WRITTEN REQUEST: Copy every line, leaving nothing out and adding nothing.

Dataset items:
■ ■ ■ ■ ■ ■ ■

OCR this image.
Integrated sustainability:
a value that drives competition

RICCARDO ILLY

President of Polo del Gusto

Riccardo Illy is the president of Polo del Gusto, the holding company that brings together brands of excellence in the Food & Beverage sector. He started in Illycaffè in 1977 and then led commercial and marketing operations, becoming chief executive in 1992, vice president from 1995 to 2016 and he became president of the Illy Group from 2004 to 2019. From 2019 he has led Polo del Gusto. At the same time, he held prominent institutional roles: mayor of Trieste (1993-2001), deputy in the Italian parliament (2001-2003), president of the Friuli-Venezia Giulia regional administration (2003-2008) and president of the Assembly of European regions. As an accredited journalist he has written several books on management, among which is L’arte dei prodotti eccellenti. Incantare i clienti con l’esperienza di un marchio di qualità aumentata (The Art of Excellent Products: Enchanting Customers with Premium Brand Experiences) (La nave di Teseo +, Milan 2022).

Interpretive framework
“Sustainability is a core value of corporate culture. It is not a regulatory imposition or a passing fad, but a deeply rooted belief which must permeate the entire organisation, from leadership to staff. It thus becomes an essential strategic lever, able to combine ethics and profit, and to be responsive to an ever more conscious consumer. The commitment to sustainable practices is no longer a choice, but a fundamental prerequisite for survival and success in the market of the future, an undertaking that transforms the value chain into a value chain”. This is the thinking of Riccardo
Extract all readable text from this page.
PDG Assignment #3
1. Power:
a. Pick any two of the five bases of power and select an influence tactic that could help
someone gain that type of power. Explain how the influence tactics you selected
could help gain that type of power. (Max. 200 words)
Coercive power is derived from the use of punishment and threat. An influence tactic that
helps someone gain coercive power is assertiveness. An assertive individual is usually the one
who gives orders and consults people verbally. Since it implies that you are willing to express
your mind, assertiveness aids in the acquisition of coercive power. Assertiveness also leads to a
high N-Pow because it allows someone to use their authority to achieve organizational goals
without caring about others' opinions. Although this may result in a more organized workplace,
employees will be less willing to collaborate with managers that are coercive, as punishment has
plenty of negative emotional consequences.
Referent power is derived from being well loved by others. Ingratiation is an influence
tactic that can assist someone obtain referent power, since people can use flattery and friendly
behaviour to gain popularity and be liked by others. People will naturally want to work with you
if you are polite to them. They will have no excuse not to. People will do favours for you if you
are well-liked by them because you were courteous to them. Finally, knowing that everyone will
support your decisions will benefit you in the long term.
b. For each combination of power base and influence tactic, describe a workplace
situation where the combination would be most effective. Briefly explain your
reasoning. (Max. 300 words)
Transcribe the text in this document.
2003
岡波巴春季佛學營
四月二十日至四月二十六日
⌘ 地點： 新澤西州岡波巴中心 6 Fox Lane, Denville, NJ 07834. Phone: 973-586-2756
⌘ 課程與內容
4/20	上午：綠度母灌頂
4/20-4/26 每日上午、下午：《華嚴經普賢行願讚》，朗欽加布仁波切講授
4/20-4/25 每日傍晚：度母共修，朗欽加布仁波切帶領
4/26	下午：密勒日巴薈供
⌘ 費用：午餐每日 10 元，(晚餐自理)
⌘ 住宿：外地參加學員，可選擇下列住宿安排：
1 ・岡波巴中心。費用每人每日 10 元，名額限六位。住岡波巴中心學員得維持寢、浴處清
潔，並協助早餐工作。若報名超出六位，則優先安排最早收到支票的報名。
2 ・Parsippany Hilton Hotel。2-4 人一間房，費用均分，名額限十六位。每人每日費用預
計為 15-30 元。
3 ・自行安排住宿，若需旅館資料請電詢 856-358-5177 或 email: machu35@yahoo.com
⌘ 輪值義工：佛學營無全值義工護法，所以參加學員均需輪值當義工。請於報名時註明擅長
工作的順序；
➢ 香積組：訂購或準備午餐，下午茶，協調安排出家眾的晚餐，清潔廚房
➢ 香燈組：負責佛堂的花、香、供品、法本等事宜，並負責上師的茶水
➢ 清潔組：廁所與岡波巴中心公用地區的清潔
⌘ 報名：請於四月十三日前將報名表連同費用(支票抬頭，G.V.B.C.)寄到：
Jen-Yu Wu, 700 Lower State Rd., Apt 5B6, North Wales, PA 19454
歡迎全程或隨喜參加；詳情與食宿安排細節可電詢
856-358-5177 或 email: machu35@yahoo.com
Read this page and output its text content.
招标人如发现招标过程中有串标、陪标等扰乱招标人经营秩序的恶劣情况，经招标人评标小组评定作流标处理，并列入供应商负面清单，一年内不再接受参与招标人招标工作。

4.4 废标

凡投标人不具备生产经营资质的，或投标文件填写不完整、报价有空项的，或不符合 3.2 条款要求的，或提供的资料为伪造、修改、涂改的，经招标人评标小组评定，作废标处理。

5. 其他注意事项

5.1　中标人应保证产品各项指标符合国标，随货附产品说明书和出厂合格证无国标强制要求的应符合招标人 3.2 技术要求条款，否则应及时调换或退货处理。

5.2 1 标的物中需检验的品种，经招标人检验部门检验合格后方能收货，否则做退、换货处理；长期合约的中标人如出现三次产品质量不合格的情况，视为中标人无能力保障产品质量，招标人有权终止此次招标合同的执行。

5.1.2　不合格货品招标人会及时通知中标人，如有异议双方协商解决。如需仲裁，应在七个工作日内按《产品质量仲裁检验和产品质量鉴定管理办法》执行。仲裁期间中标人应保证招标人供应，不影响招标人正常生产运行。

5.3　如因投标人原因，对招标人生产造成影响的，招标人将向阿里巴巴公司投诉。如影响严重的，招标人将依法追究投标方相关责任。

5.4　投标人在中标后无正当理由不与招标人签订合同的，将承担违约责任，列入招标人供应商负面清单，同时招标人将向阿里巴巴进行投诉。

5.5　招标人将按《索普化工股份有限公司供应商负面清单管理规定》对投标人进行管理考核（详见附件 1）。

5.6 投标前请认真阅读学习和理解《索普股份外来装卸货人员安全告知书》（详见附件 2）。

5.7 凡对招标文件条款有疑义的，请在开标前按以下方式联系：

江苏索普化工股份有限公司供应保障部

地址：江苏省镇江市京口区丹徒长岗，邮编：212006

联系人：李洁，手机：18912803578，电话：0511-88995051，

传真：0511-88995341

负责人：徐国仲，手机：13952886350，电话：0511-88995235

■ ■ ■ ■ ■ ■ ■

FULL RESPONSE:
OCR this image.
Integrated sustainability:
a value that drives competition

RICCARDO ILLY

President of Polo del Gusto

Riccardo Illy is the president of Polo del Gusto, the holding company that brings together brands of excellence in the Food & Beverage sector. He started in Illycaffè in 1977 and then led commercial and marketing operations, becoming chief executive in 1992, vice president from 1995 to 2016 and he became president of the Illy Group from 2004 to 2019. From 2019 he has led Polo del Gusto. At the same time, he held prominent institutional roles: mayor of Trieste (1993-2001), deputy in the Italian parliament (2001-2003), president of the Friuli-Venezia Giulia regional administration (2003-2008) and president of the Assembly of European regions. As an accredited journalist he has written several books on management, among which is L’arte dei prodotti eccellenti. Incantare i clienti con l’esperienza di un marchio di qualità aumentata (The Art of Excellent Products: Enchanting Customers with Premium Brand Experiences) (La nave di Teseo +, Milan 2022).

Interpretive framework
“Sustainability is a core value of corporate culture. It is not a regulatory imposition or a passing fad, but a deeply rooted belief which must permeate the entire organisation, from leadership to staff. It thus becomes an essential strategic lever, able to combine ethics and profit, and to be responsive to an ever more conscious consumer. The commitment to sustainable practices is no longer a choice, but a fundamental prerequisite for survival and success in the market of the future, an undertaking that transforms the value chain into a value chain”. This is the thinking of Riccardo
Extract all readable text from this page.
PDG Assignment #3
1. Power:
a. Pick any two of the five bases of power and select an influence tactic that could help
someone gain that type of power. Explain how the influence tactics you selected
could help gain that type of power. (Max. 200 words)
Coercive power is derived from the use of punishment and threat. An influence tactic that
helps someone gain coercive power is assertiveness. An assertive individual is usually the one
who gives orders and consults people verbally. Since it implies that you are willing to express
your mind, assertiveness aids in the acquisition of coercive power. Assertiveness also leads to a
high N-Pow because it allows someone to use their authority to achieve organizational goals
without caring about others' opinions. Although this may result in a more organized workplace,
employees will be less willing to collaborate with managers that are coercive, as punishment has
plenty of negative emotional consequences.
Referent power is derived from being well loved by others. Ingratiation is an influence
tactic that can assist someone obtain referent power, since people can use flattery and friendly
behaviour to gain popularity and be liked by others. People will naturally want to work with you
if you are polite to them. They will have no excuse not to. People will do favours for you if you
are well-liked by them because you were courteous to them. Finally, knowing that everyone will
support your decisions will benefit you in the long term.
b. For each combination of power base and influence tactic, describe a workplace
situation where the combination would be most effective. Briefly explain your
reasoning. (Max. 300 words)
Transcribe the text in this document.
2003
岡波巴春季佛學營
四月二十日至四月二十六日
⌘ 地點： 新澤西州岡波巴中心 6 Fox Lane, Denville, NJ 07834. Phone: 973-586-2756
⌘ 課程與內容
4/20	上午：綠度母灌頂
4/20-4/26 每日上午、下午：《華嚴經普賢行願讚》，朗欽加布仁波切講授
4/20-4/25 每日傍晚：度母共修，朗欽加布仁波切帶領
4/26	下午：密勒日巴薈供
⌘ 費用：午餐每日 10 元，(晚餐自理)
⌘ 住宿：外地參加學員，可選擇下列住宿安排：
1 ・岡波巴中心。費用每人每日 10 元，名額限六位。住岡波巴中心學員得維持寢、浴處清
潔，並協助早餐工作。若報名超出六位，則優先安排最早收到支票的報名。
2 ・Parsippany Hilton Hotel。2-4 人一間房，費用均分，名額限十六位。每人每日費用預
計為 15-30 元。
3 ・自行安排住宿，若需旅館資料請電詢 856-358-5177 或 email: machu35@yahoo.com
⌘ 輪值義工：佛學營無全值義工護法，所以參加學員均需輪值當義工。請於報名時註明擅長
工作的順序；
➢ 香積組：訂購或準備午餐，下午茶，協調安排出家眾的晚餐，清潔廚房
➢ 香燈組：負責佛堂的花、香、供品、法本等事宜，並負責上師的茶水
➢ 清潔組：廁所與岡波巴中心公用地區的清潔
⌘ 報名：請於四月十三日前將報名表連同費用(支票抬頭，G.V.B.C.)寄到：
Jen-Yu Wu, 700 Lower State Rd., Apt 5B6, North Wales, PA 19454
歡迎全程或隨喜參加；詳情與食宿安排細節可電詢
856-358-5177 或 email: machu35@yahoo.com
Read this page and output its text content.
招标人如发现招标过程中有串标、陪标等扰乱招标人经营秩序的恶劣情况，经招标人评标小组评定作流标处理，并列入供应商负面清单，一年内不再接受参与招标人招标工作。

4.4 废标

凡投标人不具备生产经营资质的，或投标文件填写不完整、报价有空项的，或不符合 3.2 条款要求的，或提供的资料为伪造、修改、涂改的，经招标人评标小组评定，作废标处理。

5. 其他注意事项

5.1　中标人应保证产品各项指标符合国标，随货附产品说明书和出厂合格证无国标强制要求的应符合招标人 3.2 技术要求条款，否则应及时调换或退货处理。

5.2 1 标的物中需检验的品种，经招标人检验部门检验合格后方能收货，否则做退、换货处理；长期合约的中标人如出现三次产品质量不合格的情况，视为中标人无能力保障产品质量，招标人有权终止此次招标合同的执行。

5.1.2　不合格货品招标人会及时通知中标人，如有异议双方协商解决。如需仲裁，应在七个工作日内按《产品质量仲裁检验和产品质量鉴定管理办法》执行。仲裁期间中标人应保证招标人供应，不影响招标人正常生产运行。

5.3　如因投标人原因，对招标人生产造成影响的，招标人将向阿里巴巴公司投诉。如影响严重的，招标人将依法追究投标方相关责任。

5.4　投标人在中标后无正当理由不与招标人签订合同的，将承担违约责任，列入招标人供应商负面清单，同时招标人将向阿里巴巴进行投诉。

5.5　招标人将按《索普化工股份有限公司供应商负面清单管理规定》对投标人进行管理考核（详见附件 1）。

5.6 投标前请认真阅读学习和理解《索普股份外来装卸货人员安全告知书》（详见附件 2）。

5.7 凡对招标文件条款有疑义的，请在开标前按以下方式联系：

江苏索普化工股份有限公司供应保障部

地址：江苏省镇江市京口区丹徒长岗，邮编：212006

联系人：李洁，手机：18912803578，电话：0511-88995051，

传真：0511-88995341

负责人：徐国仲，手机：13952886350，电话：0511-88995235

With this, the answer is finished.